> _Records shown_
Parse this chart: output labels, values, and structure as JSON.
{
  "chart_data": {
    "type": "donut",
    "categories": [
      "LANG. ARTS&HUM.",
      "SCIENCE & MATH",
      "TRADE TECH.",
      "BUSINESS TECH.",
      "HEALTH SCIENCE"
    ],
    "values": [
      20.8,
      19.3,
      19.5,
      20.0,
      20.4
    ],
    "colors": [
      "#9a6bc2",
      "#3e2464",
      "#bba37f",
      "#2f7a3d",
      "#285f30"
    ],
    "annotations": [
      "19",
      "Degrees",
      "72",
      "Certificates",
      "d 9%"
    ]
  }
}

> _Your task_
Report how many lines in this data include the string "values", and nothing else.

> _Solution for this task_
2